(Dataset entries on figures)
-- start --

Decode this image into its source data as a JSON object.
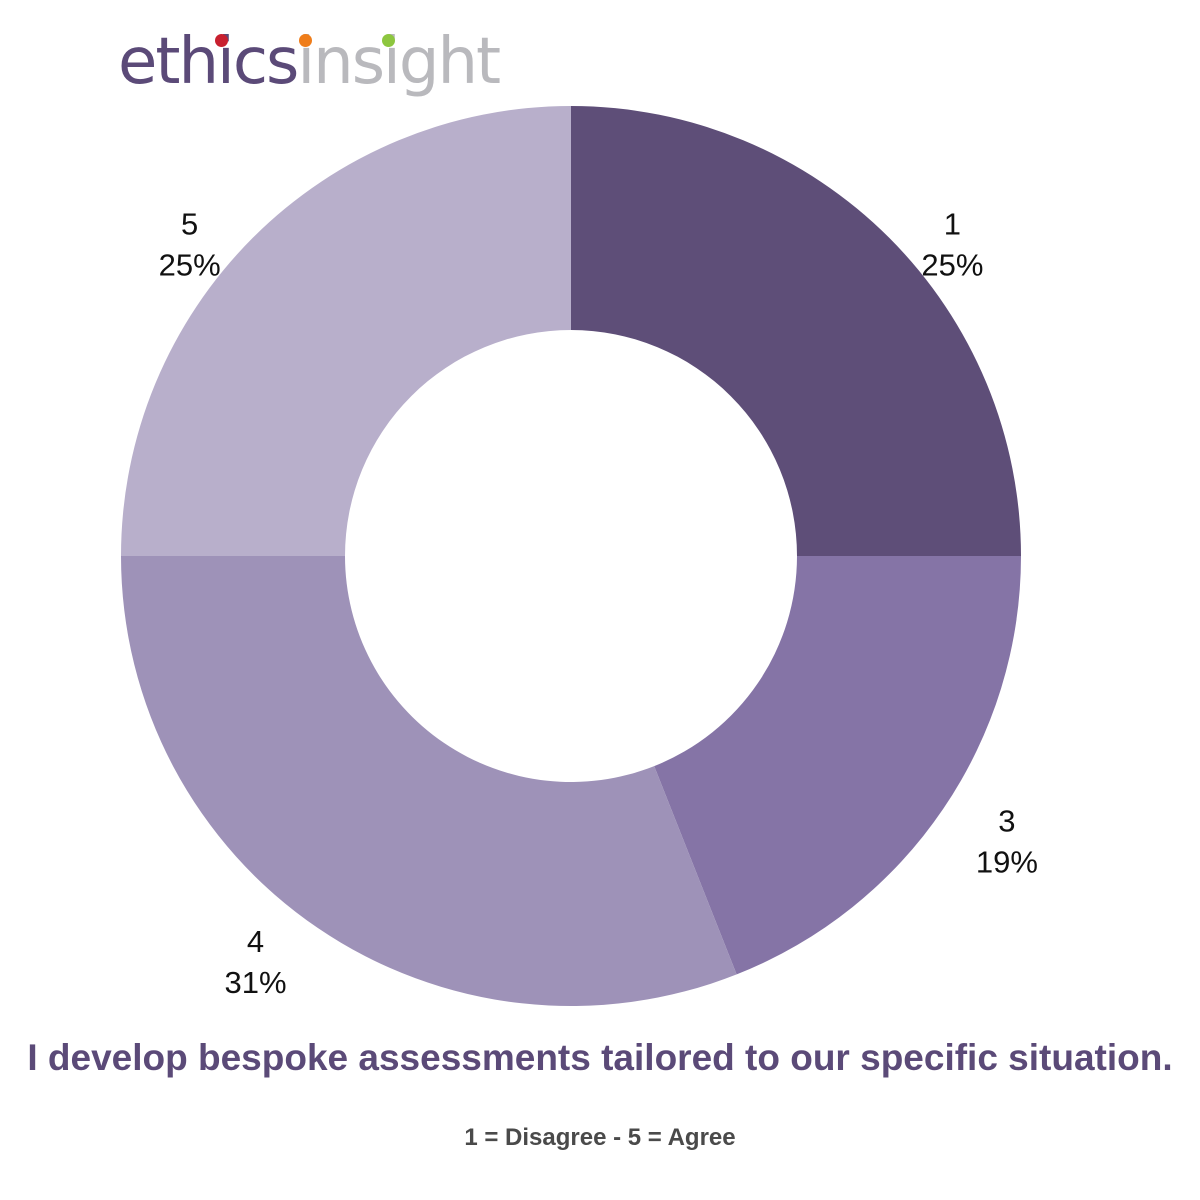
{
  "logo": {
    "word1": "ethics",
    "word2": "insight",
    "color_primary": "#5b4a78",
    "color_secondary": "#b9b9bd",
    "dot_colors": [
      "#c8202f",
      "#ef7d1a",
      "#8dc63f"
    ]
  },
  "chart_data": {
    "type": "pie",
    "subtype": "donut",
    "title": "I develop bespoke assessments tailored to our specific situation.",
    "subtitle": "1 = Disagree - 5 = Agree",
    "slices": [
      {
        "label": "1",
        "value": 25,
        "display": "25%",
        "color": "#5e4e78"
      },
      {
        "label": "3",
        "value": 19,
        "display": "19%",
        "color": "#8574a6"
      },
      {
        "label": "4",
        "value": 31,
        "display": "31%",
        "color": "#9e92b8"
      },
      {
        "label": "5",
        "value": 25,
        "display": "25%",
        "color": "#b8afcb"
      }
    ],
    "start": "top",
    "direction": "clockwise"
  }
}
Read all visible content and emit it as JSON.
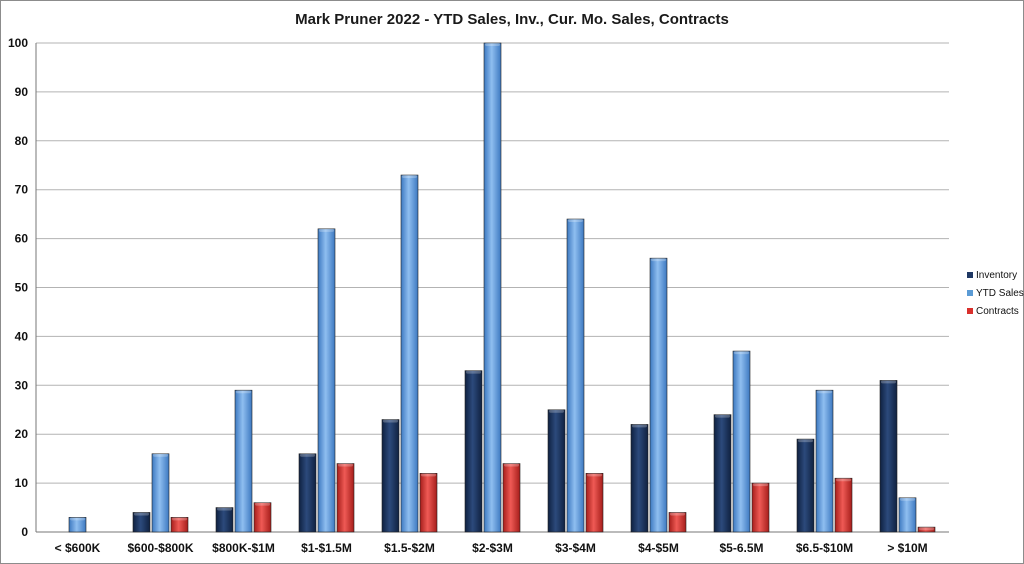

-- end --

▶ [What you will do] Without including the pictures, return each record above exactly as it stands.

▶ [Result]
Decode this image into its source data as a JSON object.
{
  "logo": {
    "word1": "ethics",
    "word2": "insight",
    "color_primary": "#5b4a78",
    "color_secondary": "#b9b9bd",
    "dot_colors": [
      "#c8202f",
      "#ef7d1a",
      "#8dc63f"
    ]
  },
  "chart_data": {
    "type": "pie",
    "subtype": "donut",
    "title": "I develop bespoke assessments tailored to our specific situation.",
    "subtitle": "1 = Disagree - 5 = Agree",
    "slices": [
      {
        "label": "1",
        "value": 25,
        "display": "25%",
        "color": "#5e4e78"
      },
      {
        "label": "3",
        "value": 19,
        "display": "19%",
        "color": "#8574a6"
      },
      {
        "label": "4",
        "value": 31,
        "display": "31%",
        "color": "#9e92b8"
      },
      {
        "label": "5",
        "value": 25,
        "display": "25%",
        "color": "#b8afcb"
      }
    ],
    "start": "top",
    "direction": "clockwise"
  }
}
Read all visible content and emit it as JSON.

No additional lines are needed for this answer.